WHAT TO PRODUCE | Identify all lines in the data containing the string "color". Copy them out.

STORED DATA |

** begin **

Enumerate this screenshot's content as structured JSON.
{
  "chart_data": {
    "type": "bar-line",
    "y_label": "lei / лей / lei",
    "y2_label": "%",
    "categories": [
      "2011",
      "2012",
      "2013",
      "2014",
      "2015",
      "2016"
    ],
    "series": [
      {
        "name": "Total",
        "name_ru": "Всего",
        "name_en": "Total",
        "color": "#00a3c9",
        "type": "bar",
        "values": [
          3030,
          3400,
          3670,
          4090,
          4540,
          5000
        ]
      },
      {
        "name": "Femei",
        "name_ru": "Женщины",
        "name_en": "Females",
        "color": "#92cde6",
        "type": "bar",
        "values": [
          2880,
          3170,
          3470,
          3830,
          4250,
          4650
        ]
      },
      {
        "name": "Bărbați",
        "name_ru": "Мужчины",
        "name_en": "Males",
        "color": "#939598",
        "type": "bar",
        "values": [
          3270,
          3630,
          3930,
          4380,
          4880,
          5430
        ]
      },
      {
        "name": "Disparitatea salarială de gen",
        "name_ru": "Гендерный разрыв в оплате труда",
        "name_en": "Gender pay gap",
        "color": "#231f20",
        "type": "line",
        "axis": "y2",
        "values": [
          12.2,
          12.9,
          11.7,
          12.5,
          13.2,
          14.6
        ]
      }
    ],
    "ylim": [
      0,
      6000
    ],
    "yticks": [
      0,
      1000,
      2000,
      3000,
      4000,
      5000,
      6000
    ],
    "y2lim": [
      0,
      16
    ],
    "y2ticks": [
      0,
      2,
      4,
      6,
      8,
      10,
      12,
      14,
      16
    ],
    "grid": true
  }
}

** end **

IN RESPONSE |
        "color": "#00a3c9",
        "color": "#92cde6",
        "color": "#939598",
        "color": "#231f20",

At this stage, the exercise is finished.